## Stored data:
■ ■ ■ ■

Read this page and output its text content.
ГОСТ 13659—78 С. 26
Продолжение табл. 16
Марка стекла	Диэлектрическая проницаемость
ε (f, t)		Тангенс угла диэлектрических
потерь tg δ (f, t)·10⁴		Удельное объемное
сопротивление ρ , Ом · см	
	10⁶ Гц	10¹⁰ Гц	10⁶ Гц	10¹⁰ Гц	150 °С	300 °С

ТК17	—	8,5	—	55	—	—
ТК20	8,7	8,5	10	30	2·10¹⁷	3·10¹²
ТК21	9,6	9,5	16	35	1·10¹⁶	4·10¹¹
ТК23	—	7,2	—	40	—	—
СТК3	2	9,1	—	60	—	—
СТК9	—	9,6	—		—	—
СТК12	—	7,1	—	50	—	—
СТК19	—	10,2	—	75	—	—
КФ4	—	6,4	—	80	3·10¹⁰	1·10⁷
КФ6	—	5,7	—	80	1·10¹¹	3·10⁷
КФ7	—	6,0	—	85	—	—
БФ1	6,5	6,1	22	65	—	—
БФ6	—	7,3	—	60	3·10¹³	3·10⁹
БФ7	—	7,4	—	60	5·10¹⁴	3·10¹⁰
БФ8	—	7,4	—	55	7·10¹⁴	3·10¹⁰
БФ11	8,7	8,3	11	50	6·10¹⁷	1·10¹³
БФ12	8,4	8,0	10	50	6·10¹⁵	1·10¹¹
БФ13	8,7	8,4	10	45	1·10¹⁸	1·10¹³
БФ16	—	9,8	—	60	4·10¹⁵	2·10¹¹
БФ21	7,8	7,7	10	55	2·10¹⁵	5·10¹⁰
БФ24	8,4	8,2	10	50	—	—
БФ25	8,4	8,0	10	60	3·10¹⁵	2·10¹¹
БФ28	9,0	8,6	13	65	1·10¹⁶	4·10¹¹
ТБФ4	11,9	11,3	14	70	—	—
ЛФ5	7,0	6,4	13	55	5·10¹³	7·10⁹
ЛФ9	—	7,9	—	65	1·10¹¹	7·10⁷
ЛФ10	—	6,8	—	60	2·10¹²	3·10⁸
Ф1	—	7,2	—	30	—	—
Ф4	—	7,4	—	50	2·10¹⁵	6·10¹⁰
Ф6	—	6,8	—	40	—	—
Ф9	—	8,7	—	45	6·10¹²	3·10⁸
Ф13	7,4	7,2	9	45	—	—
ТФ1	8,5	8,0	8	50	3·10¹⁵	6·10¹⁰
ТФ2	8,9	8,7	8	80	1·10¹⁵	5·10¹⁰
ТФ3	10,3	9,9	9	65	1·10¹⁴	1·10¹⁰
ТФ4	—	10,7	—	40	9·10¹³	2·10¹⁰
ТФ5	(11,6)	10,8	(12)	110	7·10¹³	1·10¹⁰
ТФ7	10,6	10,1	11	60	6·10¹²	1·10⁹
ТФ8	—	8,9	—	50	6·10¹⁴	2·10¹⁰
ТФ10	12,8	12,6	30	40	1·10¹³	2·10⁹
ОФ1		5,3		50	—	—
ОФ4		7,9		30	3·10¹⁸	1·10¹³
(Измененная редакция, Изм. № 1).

■ ■ ■ ■

## What needs to be done:
Copy every record above exactly as it appears.

## Solution for this exercise:
Read this page and output its text content.
ГОСТ 13659—78 С. 26
Продолжение табл. 16
Марка стекла	Диэлектрическая проницаемость
ε (f, t)		Тангенс угла диэлектрических
потерь tg δ (f, t)·10⁴		Удельное объемное
сопротивление ρ , Ом · см	
	10⁶ Гц	10¹⁰ Гц	10⁶ Гц	10¹⁰ Гц	150 °С	300 °С

ТК17	—	8,5	—	55	—	—
ТК20	8,7	8,5	10	30	2·10¹⁷	3·10¹²
ТК21	9,6	9,5	16	35	1·10¹⁶	4·10¹¹
ТК23	—	7,2	—	40	—	—
СТК3	2	9,1	—	60	—	—
СТК9	—	9,6	—		—	—
СТК12	—	7,1	—	50	—	—
СТК19	—	10,2	—	75	—	—
КФ4	—	6,4	—	80	3·10¹⁰	1·10⁷
КФ6	—	5,7	—	80	1·10¹¹	3·10⁷
КФ7	—	6,0	—	85	—	—
БФ1	6,5	6,1	22	65	—	—
БФ6	—	7,3	—	60	3·10¹³	3·10⁹
БФ7	—	7,4	—	60	5·10¹⁴	3·10¹⁰
БФ8	—	7,4	—	55	7·10¹⁴	3·10¹⁰
БФ11	8,7	8,3	11	50	6·10¹⁷	1·10¹³
БФ12	8,4	8,0	10	50	6·10¹⁵	1·10¹¹
БФ13	8,7	8,4	10	45	1·10¹⁸	1·10¹³
БФ16	—	9,8	—	60	4·10¹⁵	2·10¹¹
БФ21	7,8	7,7	10	55	2·10¹⁵	5·10¹⁰
БФ24	8,4	8,2	10	50	—	—
БФ25	8,4	8,0	10	60	3·10¹⁵	2·10¹¹
БФ28	9,0	8,6	13	65	1·10¹⁶	4·10¹¹
ТБФ4	11,9	11,3	14	70	—	—
ЛФ5	7,0	6,4	13	55	5·10¹³	7·10⁹
ЛФ9	—	7,9	—	65	1·10¹¹	7·10⁷
ЛФ10	—	6,8	—	60	2·10¹²	3·10⁸
Ф1	—	7,2	—	30	—	—
Ф4	—	7,4	—	50	2·10¹⁵	6·10¹⁰
Ф6	—	6,8	—	40	—	—
Ф9	—	8,7	—	45	6·10¹²	3·10⁸
Ф13	7,4	7,2	9	45	—	—
ТФ1	8,5	8,0	8	50	3·10¹⁵	6·10¹⁰
ТФ2	8,9	8,7	8	80	1·10¹⁵	5·10¹⁰
ТФ3	10,3	9,9	9	65	1·10¹⁴	1·10¹⁰
ТФ4	—	10,7	—	40	9·10¹³	2·10¹⁰
ТФ5	(11,6)	10,8	(12)	110	7·10¹³	1·10¹⁰
ТФ7	10,6	10,1	11	60	6·10¹²	1·10⁹
ТФ8	—	8,9	—	50	6·10¹⁴	2·10¹⁰
ТФ10	12,8	12,6	30	40	1·10¹³	2·10⁹
ОФ1		5,3		50	—	—
ОФ4		7,9		30	3·10¹⁸	1·10¹³
(Измененная редакция, Изм. № 1).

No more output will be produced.